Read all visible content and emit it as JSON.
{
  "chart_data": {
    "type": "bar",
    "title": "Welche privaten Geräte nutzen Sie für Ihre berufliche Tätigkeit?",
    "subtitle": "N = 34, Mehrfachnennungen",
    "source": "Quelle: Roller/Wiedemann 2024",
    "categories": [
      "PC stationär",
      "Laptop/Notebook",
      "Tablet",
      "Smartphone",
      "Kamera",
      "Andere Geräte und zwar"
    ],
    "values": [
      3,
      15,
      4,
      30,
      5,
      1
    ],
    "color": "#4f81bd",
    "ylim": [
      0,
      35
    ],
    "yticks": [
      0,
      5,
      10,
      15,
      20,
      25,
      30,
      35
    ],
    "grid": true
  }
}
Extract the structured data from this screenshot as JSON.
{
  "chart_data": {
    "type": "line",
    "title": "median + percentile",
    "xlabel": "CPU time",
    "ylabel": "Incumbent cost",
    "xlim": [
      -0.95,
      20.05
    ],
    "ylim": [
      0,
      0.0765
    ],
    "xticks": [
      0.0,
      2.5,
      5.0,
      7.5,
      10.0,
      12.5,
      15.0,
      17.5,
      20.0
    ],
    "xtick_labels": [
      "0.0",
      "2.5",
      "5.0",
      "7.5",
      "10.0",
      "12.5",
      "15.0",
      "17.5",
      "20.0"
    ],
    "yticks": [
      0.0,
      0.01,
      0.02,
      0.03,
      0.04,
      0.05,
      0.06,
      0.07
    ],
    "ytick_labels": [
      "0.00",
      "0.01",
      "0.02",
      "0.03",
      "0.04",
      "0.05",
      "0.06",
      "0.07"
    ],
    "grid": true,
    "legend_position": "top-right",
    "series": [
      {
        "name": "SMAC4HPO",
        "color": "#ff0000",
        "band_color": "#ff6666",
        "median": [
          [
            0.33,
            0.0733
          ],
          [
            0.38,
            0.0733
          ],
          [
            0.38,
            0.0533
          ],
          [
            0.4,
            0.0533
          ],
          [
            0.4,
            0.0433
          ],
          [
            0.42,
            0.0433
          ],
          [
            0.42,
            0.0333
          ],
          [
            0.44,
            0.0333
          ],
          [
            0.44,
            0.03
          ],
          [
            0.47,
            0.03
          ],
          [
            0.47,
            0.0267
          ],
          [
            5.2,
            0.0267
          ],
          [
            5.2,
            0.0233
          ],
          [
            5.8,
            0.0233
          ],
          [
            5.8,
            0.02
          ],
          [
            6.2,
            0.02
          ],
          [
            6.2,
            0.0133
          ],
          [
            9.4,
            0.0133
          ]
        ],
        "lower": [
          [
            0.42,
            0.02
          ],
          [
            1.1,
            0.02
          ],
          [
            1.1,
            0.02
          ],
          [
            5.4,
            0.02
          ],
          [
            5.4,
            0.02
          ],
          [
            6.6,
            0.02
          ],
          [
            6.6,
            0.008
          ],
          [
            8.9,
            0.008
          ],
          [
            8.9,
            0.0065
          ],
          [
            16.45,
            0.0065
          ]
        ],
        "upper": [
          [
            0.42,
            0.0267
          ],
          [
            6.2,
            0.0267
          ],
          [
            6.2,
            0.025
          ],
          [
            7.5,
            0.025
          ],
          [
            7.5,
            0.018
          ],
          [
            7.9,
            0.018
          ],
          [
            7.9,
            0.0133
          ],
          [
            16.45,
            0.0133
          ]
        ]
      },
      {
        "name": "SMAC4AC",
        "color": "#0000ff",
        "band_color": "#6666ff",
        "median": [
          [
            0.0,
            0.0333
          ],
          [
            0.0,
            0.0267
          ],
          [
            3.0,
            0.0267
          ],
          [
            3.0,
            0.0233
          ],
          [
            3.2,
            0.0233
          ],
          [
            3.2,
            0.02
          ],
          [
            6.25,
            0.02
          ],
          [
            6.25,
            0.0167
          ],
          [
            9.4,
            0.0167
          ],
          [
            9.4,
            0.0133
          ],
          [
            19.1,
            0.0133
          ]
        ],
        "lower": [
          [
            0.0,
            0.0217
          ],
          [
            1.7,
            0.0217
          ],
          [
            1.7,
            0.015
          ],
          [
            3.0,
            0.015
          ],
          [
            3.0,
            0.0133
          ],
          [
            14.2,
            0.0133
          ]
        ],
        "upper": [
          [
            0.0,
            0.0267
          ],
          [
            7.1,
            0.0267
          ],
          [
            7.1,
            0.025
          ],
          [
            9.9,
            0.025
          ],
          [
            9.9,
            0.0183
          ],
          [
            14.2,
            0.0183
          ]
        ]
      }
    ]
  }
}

----

» **YOUR GOAL**
The records above should be restated word for word, please.

» **TASK RESPONSE**
Read all visible content and emit it as JSON.
{
  "chart_data": {
    "type": "bar",
    "title": "Welche privaten Geräte nutzen Sie für Ihre berufliche Tätigkeit?",
    "subtitle": "N = 34, Mehrfachnennungen",
    "source": "Quelle: Roller/Wiedemann 2024",
    "categories": [
      "PC stationär",
      "Laptop/Notebook",
      "Tablet",
      "Smartphone",
      "Kamera",
      "Andere Geräte und zwar"
    ],
    "values": [
      3,
      15,
      4,
      30,
      5,
      1
    ],
    "color": "#4f81bd",
    "ylim": [
      0,
      35
    ],
    "yticks": [
      0,
      5,
      10,
      15,
      20,
      25,
      30,
      35
    ],
    "grid": true
  }
}
Extract the structured data from this screenshot as JSON.
{
  "chart_data": {
    "type": "line",
    "title": "median + percentile",
    "xlabel": "CPU time",
    "ylabel": "Incumbent cost",
    "xlim": [
      -0.95,
      20.05
    ],
    "ylim": [
      0,
      0.0765
    ],
    "xticks": [
      0.0,
      2.5,
      5.0,
      7.5,
      10.0,
      12.5,
      15.0,
      17.5,
      20.0
    ],
    "xtick_labels": [
      "0.0",
      "2.5",
      "5.0",
      "7.5",
      "10.0",
      "12.5",
      "15.0",
      "17.5",
      "20.0"
    ],
    "yticks": [
      0.0,
      0.01,
      0.02,
      0.03,
      0.04,
      0.05,
      0.06,
      0.07
    ],
    "ytick_labels": [
      "0.00",
      "0.01",
      "0.02",
      "0.03",
      "0.04",
      "0.05",
      "0.06",
      "0.07"
    ],
    "grid": true,
    "legend_position": "top-right",
    "series": [
      {
        "name": "SMAC4HPO",
        "color": "#ff0000",
        "band_color": "#ff6666",
        "median": [
          [
            0.33,
            0.0733
          ],
          [
            0.38,
            0.0733
          ],
          [
            0.38,
            0.0533
          ],
          [
            0.4,
            0.0533
          ],
          [
            0.4,
            0.0433
          ],
          [
            0.42,
            0.0433
          ],
          [
            0.42,
            0.0333
          ],
          [
            0.44,
            0.0333
          ],
          [
            0.44,
            0.03
          ],
          [
            0.47,
            0.03
          ],
          [
            0.47,
            0.0267
          ],
          [
            5.2,
            0.0267
          ],
          [
            5.2,
            0.0233
          ],
          [
            5.8,
            0.0233
          ],
          [
            5.8,
            0.02
          ],
          [
            6.2,
            0.02
          ],
          [
            6.2,
            0.0133
          ],
          [
            9.4,
            0.0133
          ]
        ],
        "lower": [
          [
            0.42,
            0.02
          ],
          [
            1.1,
            0.02
          ],
          [
            1.1,
            0.02
          ],
          [
            5.4,
            0.02
          ],
          [
            5.4,
            0.02
          ],
          [
            6.6,
            0.02
          ],
          [
            6.6,
            0.008
          ],
          [
            8.9,
            0.008
          ],
          [
            8.9,
            0.0065
          ],
          [
            16.45,
            0.0065
          ]
        ],
        "upper": [
          [
            0.42,
            0.0267
          ],
          [
            6.2,
            0.0267
          ],
          [
            6.2,
            0.025
          ],
          [
            7.5,
            0.025
          ],
          [
            7.5,
            0.018
          ],
          [
            7.9,
            0.018
          ],
          [
            7.9,
            0.0133
          ],
          [
            16.45,
            0.0133
          ]
        ]
      },
      {
        "name": "SMAC4AC",
        "color": "#0000ff",
        "band_color": "#6666ff",
        "median": [
          [
            0.0,
            0.0333
          ],
          [
            0.0,
            0.0267
          ],
          [
            3.0,
            0.0267
          ],
          [
            3.0,
            0.0233
          ],
          [
            3.2,
            0.0233
          ],
          [
            3.2,
            0.02
          ],
          [
            6.25,
            0.02
          ],
          [
            6.25,
            0.0167
          ],
          [
            9.4,
            0.0167
          ],
          [
            9.4,
            0.0133
          ],
          [
            19.1,
            0.0133
          ]
        ],
        "lower": [
          [
            0.0,
            0.0217
          ],
          [
            1.7,
            0.0217
          ],
          [
            1.7,
            0.015
          ],
          [
            3.0,
            0.015
          ],
          [
            3.0,
            0.0133
          ],
          [
            14.2,
            0.0133
          ]
        ],
        "upper": [
          [
            0.0,
            0.0267
          ],
          [
            7.1,
            0.0267
          ],
          [
            7.1,
            0.025
          ],
          [
            9.9,
            0.025
          ],
          [
            9.9,
            0.0183
          ],
          [
            14.2,
            0.0183
          ]
        ]
      }
    ]
  }
}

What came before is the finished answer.